___ Source
# The "Wow" Starts now



## hkdigit (Feb 3, 2007)

Photoblog Ref:
http://hkdigit.blogspot.com/2007/02/wow-starts-now.html

The "Wow" starts in Hong Kong now! More than 300 peoples wait overnight for Windows Vista and 2007 Microsoft Office system are Officially Released today. Starting at 10:30am, they can purchase Windows Vista Ultimate Edition at HK$699 (Retail Price at HK$3,339, 100 sets only) or Microsoft Office Home and Student 2007 at HK$699 (Retail Price at HK$1,204, 100 sets only).The first customer who purchases Windows Vista Ultimate Edition will receive the Limited Edition Windows Vista Ultimate English UPG DVD Signature Edition with Bill Gates' signature.


----------



## oCyrus55 (Feb 3, 2007)

I hope I don't start a fight over this, but Vista is basically a direct copy of Mac OSX. All the new features that are in Vista have been with us Mac users for a long time.  Here's my proof:

http://www.twincities.com/mld/twincities/living/16555680.htm

http://www.technologyreview.com/Infotech/17992/page1/


----------



## oCyrus55 (Feb 3, 2007)

But good shots by the way


----------



## CameronBrown_Photography (Feb 3, 2007)

yeah i agree, i wouldnt be charging for vista.


----------



## THORHAMMER (Feb 20, 2007)

i wouldnt run it on my system if they paid me

nice shots !!

well exposed and everything !


----------



## Alex_B (Feb 20, 2007)

My plan is to try to avoid vista like the plague.

Vista might be the reason for me to migrate to a different OS when XP is not supported anymore. I do not want to rely on one company to be in control of all the drivers.
______
___ Information supplied
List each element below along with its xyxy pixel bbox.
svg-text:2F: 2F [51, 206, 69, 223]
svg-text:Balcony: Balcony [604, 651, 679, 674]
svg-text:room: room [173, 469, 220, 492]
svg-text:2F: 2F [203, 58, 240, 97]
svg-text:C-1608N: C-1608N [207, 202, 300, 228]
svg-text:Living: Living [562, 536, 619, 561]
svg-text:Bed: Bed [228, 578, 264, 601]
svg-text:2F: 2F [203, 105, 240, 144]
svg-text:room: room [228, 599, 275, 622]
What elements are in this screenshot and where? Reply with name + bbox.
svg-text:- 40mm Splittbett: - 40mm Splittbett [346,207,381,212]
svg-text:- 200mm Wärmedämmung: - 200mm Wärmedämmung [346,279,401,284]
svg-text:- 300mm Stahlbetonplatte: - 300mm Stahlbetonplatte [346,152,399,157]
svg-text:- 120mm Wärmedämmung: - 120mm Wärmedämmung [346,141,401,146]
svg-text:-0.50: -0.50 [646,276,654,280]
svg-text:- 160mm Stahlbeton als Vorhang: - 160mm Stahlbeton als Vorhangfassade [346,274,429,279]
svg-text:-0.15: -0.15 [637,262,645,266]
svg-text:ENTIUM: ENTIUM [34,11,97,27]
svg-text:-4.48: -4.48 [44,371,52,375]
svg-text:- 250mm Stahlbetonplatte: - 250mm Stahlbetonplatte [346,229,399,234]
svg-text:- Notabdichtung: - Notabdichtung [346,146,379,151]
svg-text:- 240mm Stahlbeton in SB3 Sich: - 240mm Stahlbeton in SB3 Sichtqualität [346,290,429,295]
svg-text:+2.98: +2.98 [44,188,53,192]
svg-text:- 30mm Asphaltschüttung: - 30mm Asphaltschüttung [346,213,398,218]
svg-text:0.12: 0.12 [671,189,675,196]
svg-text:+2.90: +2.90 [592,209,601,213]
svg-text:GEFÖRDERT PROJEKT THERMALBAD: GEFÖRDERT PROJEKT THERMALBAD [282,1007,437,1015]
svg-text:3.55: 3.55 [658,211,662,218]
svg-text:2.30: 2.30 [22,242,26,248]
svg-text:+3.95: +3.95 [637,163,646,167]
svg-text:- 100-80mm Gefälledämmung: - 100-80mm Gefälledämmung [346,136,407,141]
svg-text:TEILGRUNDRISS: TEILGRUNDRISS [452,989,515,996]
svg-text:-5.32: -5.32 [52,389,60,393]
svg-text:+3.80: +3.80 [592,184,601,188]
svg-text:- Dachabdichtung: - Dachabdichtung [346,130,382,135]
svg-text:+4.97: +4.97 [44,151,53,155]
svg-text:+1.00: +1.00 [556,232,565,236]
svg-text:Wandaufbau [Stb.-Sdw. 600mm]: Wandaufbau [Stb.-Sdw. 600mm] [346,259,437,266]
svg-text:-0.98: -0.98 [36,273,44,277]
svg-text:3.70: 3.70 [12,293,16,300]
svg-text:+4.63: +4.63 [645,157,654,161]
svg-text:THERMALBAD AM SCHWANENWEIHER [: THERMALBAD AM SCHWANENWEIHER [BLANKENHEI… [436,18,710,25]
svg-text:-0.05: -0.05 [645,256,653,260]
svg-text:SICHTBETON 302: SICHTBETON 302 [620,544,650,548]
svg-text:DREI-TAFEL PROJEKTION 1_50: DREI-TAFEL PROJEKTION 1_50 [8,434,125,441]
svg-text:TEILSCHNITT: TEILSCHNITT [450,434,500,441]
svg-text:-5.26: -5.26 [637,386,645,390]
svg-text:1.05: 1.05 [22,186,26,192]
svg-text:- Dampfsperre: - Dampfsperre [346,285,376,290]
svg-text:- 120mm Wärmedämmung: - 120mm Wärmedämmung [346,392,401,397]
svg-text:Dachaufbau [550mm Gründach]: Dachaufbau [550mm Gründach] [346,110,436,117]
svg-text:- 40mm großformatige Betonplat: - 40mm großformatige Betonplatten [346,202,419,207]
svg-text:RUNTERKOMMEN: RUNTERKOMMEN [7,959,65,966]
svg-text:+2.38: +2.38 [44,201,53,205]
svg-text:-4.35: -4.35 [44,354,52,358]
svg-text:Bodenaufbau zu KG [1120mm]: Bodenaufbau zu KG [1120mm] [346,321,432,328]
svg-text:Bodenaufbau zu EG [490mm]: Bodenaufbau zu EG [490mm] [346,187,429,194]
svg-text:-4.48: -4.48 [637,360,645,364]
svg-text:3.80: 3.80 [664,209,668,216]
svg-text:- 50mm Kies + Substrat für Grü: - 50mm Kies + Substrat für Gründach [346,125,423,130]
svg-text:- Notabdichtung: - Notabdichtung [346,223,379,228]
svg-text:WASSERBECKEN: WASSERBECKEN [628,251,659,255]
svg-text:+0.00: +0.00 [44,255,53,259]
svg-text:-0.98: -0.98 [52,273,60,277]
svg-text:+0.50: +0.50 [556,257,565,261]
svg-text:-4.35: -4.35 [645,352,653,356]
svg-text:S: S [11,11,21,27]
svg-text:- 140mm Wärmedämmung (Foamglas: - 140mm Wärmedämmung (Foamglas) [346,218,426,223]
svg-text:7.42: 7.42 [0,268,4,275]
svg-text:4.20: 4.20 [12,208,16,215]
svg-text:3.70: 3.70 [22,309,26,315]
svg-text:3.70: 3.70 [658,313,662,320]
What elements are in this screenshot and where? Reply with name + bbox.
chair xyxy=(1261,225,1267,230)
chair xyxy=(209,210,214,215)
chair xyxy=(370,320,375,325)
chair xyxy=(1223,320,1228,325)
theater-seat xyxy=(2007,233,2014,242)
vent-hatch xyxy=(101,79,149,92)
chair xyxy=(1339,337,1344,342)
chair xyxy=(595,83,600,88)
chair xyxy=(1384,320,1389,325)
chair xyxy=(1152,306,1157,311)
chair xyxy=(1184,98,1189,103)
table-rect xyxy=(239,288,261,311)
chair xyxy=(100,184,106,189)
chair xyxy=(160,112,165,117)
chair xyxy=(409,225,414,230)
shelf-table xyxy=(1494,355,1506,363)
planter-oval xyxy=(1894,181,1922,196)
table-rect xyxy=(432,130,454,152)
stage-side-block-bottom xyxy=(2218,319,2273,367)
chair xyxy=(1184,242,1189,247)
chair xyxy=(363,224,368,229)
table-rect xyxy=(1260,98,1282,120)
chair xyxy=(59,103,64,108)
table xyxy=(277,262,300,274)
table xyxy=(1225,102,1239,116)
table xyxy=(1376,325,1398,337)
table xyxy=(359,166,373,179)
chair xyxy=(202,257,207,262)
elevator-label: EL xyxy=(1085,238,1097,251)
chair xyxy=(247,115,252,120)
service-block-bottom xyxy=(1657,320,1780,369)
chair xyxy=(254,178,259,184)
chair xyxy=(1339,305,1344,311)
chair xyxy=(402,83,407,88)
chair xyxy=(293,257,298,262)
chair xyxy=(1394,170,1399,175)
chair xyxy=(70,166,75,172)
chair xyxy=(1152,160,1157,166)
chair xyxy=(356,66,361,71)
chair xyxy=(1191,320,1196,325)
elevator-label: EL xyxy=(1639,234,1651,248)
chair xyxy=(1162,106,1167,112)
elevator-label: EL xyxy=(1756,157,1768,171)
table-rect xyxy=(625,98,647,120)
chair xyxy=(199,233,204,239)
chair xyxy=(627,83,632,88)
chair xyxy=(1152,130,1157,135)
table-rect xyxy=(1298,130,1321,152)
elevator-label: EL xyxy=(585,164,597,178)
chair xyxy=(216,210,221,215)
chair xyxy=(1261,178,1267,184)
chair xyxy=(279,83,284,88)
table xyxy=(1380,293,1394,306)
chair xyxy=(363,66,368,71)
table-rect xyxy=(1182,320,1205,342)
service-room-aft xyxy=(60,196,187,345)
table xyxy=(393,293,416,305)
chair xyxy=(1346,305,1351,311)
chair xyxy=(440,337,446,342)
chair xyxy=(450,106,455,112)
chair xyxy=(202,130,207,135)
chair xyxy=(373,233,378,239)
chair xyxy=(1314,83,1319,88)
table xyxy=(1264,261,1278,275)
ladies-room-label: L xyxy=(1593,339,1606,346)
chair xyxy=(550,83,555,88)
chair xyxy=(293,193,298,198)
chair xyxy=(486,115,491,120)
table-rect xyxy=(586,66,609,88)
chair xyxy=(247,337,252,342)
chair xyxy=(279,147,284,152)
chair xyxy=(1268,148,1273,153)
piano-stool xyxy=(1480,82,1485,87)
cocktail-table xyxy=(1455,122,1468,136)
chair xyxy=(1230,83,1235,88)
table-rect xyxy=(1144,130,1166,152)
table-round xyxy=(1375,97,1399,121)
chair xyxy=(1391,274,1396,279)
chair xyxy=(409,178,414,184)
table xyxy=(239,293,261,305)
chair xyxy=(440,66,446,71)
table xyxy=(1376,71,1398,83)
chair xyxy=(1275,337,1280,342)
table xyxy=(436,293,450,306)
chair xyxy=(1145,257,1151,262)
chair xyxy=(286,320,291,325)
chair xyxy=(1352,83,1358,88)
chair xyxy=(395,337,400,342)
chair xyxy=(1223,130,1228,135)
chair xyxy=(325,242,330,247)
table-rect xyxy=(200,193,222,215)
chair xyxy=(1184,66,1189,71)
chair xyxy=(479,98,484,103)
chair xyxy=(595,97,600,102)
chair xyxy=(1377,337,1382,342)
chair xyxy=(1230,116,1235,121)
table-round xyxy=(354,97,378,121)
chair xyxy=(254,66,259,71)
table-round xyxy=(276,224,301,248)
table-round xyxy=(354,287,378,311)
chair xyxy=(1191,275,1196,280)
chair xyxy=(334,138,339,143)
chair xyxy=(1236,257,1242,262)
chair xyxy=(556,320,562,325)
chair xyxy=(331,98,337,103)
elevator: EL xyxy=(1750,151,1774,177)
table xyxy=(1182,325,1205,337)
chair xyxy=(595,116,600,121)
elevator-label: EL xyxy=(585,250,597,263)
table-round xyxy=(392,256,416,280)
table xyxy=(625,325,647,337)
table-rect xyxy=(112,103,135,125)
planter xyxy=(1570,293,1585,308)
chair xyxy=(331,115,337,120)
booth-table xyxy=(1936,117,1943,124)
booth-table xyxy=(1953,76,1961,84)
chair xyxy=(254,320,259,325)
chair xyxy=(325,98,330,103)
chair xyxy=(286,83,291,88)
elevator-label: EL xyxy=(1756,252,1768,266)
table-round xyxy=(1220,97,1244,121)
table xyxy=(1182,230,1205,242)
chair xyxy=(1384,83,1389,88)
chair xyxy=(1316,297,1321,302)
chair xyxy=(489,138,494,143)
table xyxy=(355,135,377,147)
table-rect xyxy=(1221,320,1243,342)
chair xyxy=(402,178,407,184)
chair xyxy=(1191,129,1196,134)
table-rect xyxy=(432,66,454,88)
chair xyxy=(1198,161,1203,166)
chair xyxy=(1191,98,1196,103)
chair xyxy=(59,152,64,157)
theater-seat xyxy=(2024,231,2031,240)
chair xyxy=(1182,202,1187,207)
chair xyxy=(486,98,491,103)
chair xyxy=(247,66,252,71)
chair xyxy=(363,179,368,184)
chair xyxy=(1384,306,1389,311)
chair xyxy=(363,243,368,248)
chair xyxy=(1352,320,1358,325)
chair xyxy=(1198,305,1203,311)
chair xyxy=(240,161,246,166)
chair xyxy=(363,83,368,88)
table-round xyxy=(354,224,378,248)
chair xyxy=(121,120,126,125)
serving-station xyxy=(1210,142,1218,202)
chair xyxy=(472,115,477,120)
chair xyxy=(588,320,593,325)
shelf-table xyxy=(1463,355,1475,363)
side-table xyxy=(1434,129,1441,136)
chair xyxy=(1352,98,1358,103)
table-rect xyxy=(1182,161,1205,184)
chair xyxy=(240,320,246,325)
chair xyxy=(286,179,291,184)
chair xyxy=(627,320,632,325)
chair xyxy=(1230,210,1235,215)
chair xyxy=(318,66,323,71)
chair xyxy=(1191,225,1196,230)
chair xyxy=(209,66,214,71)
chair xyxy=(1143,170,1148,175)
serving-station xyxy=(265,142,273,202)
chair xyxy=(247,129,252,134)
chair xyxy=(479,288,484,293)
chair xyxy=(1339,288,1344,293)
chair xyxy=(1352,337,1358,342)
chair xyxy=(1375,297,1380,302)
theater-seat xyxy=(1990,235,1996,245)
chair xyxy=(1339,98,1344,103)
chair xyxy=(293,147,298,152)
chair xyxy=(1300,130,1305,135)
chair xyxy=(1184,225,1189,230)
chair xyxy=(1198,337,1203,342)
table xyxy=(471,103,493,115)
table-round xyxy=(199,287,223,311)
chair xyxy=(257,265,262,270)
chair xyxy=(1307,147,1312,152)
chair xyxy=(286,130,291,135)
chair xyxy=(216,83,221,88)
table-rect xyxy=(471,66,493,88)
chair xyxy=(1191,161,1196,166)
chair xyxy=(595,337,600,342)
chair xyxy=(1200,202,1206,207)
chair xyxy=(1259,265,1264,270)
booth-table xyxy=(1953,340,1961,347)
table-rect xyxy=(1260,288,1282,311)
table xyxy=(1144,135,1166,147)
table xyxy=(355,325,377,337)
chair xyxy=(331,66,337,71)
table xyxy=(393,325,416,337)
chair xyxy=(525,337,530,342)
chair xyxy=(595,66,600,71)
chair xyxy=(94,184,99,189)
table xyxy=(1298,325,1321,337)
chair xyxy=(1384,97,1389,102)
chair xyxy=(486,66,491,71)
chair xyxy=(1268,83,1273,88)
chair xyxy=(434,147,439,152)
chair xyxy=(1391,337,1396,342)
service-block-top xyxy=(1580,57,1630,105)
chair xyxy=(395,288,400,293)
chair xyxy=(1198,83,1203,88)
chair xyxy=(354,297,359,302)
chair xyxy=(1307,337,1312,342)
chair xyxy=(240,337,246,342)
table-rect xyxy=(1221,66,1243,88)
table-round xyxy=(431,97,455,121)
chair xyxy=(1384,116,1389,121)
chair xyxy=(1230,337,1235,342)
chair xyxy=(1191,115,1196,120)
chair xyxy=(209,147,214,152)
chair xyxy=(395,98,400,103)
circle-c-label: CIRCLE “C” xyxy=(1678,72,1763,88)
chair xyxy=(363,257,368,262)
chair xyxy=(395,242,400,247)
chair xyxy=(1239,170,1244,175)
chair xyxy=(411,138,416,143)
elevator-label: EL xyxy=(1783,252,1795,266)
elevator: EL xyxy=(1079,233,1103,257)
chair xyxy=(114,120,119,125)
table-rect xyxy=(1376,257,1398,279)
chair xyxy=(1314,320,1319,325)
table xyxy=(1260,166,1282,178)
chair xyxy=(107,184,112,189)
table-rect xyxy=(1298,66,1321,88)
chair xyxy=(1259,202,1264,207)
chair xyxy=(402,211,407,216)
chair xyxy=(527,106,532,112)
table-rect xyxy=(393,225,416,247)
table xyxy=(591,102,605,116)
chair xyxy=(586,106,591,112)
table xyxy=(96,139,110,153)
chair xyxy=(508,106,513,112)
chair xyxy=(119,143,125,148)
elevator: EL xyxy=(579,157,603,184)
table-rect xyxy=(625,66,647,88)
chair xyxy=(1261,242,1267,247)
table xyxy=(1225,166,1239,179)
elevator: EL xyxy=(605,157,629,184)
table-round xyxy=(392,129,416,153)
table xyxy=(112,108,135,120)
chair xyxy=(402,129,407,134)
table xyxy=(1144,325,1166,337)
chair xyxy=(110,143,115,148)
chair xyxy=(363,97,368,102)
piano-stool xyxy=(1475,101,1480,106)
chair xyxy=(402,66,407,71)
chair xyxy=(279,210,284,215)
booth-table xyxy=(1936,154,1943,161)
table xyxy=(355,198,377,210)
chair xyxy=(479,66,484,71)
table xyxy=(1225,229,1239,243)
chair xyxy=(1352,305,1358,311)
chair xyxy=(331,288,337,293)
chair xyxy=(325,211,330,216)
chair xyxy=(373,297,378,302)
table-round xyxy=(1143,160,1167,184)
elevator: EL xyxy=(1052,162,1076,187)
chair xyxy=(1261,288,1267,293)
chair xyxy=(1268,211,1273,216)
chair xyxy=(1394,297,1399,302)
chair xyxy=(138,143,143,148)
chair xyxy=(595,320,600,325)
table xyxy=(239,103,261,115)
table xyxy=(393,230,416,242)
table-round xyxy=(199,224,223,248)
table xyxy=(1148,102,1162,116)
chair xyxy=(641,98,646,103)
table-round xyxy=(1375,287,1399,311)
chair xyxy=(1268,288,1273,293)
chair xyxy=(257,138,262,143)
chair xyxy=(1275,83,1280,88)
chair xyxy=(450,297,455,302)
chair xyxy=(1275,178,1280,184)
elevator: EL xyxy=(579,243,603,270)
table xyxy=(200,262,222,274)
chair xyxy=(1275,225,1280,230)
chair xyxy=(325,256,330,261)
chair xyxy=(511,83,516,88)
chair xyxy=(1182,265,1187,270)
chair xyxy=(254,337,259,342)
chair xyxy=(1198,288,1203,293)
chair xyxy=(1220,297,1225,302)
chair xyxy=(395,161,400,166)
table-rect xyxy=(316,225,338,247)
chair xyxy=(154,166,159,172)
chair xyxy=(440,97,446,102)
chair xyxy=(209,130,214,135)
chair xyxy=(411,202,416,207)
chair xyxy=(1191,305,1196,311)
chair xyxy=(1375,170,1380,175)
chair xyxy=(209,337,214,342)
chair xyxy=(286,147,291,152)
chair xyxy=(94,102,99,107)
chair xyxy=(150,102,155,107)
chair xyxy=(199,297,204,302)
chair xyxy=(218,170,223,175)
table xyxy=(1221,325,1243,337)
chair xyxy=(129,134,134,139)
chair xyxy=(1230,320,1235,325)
______
- **Your instructions**:
Answer these about the forum thread on the Hong Kong launch of Windows Vista:
(a) At the launch sale, what was the price of Windows Vista Ultimate Edition?
(b) What does the first customer who buys Windows Vista Ultimate Edition receive?
(c) What does Alex_B say Vista might lead him to do when XP is not supported anymore?
Answer using only the forum thread; the rest of the material does not count.

- **Solution for this task**:
(a) HK$699
(b) The Limited Edition Windows Vista Ultimate English UPG DVD Signature Edition with Bill Gates' signature
(c) Migrate to a different OS